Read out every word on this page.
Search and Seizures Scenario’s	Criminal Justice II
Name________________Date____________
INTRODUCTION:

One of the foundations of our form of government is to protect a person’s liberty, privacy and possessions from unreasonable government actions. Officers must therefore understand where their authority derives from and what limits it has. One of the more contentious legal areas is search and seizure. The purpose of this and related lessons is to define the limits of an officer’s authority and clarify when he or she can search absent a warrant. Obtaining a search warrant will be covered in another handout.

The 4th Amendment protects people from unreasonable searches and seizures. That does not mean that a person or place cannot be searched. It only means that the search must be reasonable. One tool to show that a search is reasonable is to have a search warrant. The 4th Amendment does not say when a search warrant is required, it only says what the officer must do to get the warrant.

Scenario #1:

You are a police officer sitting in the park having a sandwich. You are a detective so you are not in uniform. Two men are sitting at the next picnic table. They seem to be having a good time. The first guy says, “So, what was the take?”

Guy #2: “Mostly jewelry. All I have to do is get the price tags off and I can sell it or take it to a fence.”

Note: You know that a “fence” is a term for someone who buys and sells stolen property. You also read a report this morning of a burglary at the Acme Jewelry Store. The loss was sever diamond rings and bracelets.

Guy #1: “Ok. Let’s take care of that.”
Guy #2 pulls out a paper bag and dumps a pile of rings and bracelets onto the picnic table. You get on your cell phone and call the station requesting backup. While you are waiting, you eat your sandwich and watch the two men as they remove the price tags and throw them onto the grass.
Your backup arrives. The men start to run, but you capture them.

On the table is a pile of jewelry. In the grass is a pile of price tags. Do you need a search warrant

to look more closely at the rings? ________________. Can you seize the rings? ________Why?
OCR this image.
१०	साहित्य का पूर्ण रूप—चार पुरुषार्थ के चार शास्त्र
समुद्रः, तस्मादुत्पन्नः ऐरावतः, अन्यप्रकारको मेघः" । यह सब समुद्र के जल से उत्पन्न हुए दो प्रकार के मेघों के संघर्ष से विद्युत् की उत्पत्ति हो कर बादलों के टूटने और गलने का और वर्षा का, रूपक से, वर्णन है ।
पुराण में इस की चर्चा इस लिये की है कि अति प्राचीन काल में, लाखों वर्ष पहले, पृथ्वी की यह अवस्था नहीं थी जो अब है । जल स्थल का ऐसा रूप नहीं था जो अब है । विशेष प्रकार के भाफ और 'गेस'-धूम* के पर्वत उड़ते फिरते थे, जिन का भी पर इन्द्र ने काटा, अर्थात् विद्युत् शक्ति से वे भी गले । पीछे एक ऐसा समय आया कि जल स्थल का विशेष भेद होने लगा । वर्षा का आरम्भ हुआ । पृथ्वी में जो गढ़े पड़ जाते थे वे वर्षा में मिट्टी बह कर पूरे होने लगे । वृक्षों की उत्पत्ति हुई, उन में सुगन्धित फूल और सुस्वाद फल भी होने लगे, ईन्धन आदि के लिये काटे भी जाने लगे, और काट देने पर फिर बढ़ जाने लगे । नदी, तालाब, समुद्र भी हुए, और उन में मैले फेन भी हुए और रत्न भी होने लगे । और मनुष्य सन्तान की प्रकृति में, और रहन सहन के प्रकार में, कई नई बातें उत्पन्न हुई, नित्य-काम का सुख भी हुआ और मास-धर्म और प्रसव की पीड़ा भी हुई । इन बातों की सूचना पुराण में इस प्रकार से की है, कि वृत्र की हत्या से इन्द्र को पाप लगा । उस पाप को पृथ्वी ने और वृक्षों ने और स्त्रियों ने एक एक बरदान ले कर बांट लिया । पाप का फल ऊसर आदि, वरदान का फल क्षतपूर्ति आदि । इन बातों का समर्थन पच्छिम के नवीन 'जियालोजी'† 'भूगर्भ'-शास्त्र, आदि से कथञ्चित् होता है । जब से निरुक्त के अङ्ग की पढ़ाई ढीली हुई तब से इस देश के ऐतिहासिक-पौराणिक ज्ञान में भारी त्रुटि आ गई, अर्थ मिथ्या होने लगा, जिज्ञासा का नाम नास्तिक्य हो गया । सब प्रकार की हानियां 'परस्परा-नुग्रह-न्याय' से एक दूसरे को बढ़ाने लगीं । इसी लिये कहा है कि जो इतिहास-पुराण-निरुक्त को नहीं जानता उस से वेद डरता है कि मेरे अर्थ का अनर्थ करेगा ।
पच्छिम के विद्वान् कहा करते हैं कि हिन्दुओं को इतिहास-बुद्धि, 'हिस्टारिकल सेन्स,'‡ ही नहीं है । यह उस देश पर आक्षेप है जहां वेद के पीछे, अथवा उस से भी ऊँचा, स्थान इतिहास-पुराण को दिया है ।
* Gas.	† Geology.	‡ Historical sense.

EXERCISE DETAILS: Scan the material above for the string "table" and return the lines that hold it.

RESPONSE TO THE TASK:
You are a police officer sitting in the park having a sandwich. You are a detective so you are not in uniform. Two men are sitting at the next picnic table. They seem to be having a good time. The first guy says, “So, what was the take?”
Guy #2 pulls out a paper bag and dumps a pile of rings and bracelets onto the picnic table. You get on your cell phone and call the station requesting backup. While you are waiting, you eat your sandwich and watch the two men as they remove the price tags and throw them onto the grass.
On the table is a pile of jewelry. In the grass is a pile of price tags. Do you need a search warrant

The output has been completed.